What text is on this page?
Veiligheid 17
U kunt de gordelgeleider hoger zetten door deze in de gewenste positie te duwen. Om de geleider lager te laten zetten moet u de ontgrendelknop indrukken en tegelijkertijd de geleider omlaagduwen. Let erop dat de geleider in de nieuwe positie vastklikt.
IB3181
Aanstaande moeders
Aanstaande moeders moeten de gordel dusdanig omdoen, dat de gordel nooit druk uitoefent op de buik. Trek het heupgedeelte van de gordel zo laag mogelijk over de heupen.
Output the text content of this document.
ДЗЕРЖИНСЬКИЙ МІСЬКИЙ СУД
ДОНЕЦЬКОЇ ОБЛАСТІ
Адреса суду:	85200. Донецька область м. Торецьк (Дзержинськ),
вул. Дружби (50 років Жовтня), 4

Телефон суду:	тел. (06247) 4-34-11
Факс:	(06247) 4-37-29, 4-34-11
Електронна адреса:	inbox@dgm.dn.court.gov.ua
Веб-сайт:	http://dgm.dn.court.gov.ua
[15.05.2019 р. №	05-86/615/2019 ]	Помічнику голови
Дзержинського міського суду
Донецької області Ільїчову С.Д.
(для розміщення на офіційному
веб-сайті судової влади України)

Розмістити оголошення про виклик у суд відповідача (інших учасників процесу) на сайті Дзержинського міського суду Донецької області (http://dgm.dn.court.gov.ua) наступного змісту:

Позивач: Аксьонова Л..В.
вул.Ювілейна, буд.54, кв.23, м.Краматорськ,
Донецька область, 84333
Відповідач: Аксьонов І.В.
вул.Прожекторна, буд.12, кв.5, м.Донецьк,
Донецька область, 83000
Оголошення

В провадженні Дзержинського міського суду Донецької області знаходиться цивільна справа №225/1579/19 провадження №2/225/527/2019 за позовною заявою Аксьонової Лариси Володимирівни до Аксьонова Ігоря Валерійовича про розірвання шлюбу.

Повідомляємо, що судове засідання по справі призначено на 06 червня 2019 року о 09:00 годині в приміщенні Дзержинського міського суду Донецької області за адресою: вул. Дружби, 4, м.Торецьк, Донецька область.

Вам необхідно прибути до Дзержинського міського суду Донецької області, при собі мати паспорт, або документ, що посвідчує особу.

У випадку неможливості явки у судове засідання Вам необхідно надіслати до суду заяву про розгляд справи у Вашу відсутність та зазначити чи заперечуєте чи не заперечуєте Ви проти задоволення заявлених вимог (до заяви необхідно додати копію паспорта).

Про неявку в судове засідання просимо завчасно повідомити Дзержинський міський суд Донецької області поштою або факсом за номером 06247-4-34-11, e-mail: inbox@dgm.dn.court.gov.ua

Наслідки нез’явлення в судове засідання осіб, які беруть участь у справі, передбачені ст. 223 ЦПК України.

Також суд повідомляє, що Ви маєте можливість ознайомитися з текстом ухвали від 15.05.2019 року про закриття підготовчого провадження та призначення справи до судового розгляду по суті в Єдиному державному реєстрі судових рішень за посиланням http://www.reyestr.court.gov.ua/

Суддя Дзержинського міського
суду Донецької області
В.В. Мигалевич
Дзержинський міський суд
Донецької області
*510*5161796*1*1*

==============================

GIVEN TASK
Reproduce the records above exactly.

SOLVED EXERCISE
What text is on this page?
Veiligheid 17
U kunt de gordelgeleider hoger zetten door deze in de gewenste positie te duwen. Om de geleider lager te laten zetten moet u de ontgrendelknop indrukken en tegelijkertijd de geleider omlaagduwen. Let erop dat de geleider in de nieuwe positie vastklikt.
IB3181
Aanstaande moeders
Aanstaande moeders moeten de gordel dusdanig omdoen, dat de gordel nooit druk uitoefent op de buik. Trek het heupgedeelte van de gordel zo laag mogelijk over de heupen.
Output the text content of this document.
ДЗЕРЖИНСЬКИЙ МІСЬКИЙ СУД
ДОНЕЦЬКОЇ ОБЛАСТІ
Адреса суду:	85200. Донецька область м. Торецьк (Дзержинськ),
вул. Дружби (50 років Жовтня), 4

Телефон суду:	тел. (06247) 4-34-11
Факс:	(06247) 4-37-29, 4-34-11
Електронна адреса:	inbox@dgm.dn.court.gov.ua
Веб-сайт:	http://dgm.dn.court.gov.ua
[15.05.2019 р. №	05-86/615/2019 ]	Помічнику голови
Дзержинського міського суду
Донецької області Ільїчову С.Д.
(для розміщення на офіційному
веб-сайті судової влади України)

Розмістити оголошення про виклик у суд відповідача (інших учасників процесу) на сайті Дзержинського міського суду Донецької області (http://dgm.dn.court.gov.ua) наступного змісту:

Позивач: Аксьонова Л..В.
вул.Ювілейна, буд.54, кв.23, м.Краматорськ,
Донецька область, 84333
Відповідач: Аксьонов І.В.
вул.Прожекторна, буд.12, кв.5, м.Донецьк,
Донецька область, 83000
Оголошення

В провадженні Дзержинського міського суду Донецької області знаходиться цивільна справа №225/1579/19 провадження №2/225/527/2019 за позовною заявою Аксьонової Лариси Володимирівни до Аксьонова Ігоря Валерійовича про розірвання шлюбу.

Повідомляємо, що судове засідання по справі призначено на 06 червня 2019 року о 09:00 годині в приміщенні Дзержинського міського суду Донецької області за адресою: вул. Дружби, 4, м.Торецьк, Донецька область.

Вам необхідно прибути до Дзержинського міського суду Донецької області, при собі мати паспорт, або документ, що посвідчує особу.

У випадку неможливості явки у судове засідання Вам необхідно надіслати до суду заяву про розгляд справи у Вашу відсутність та зазначити чи заперечуєте чи не заперечуєте Ви проти задоволення заявлених вимог (до заяви необхідно додати копію паспорта).

Про неявку в судове засідання просимо завчасно повідомити Дзержинський міський суд Донецької області поштою або факсом за номером 06247-4-34-11, e-mail: inbox@dgm.dn.court.gov.ua

Наслідки нез’явлення в судове засідання осіб, які беруть участь у справі, передбачені ст. 223 ЦПК України.

Також суд повідомляє, що Ви маєте можливість ознайомитися з текстом ухвали від 15.05.2019 року про закриття підготовчого провадження та призначення справи до судового розгляду по суті в Єдиному державному реєстрі судових рішень за посиланням http://www.reyestr.court.gov.ua/

Суддя Дзержинського міського
суду Донецької області
В.В. Мигалевич
Дзержинський міський суд
Донецької області
*510*5161796*1*1*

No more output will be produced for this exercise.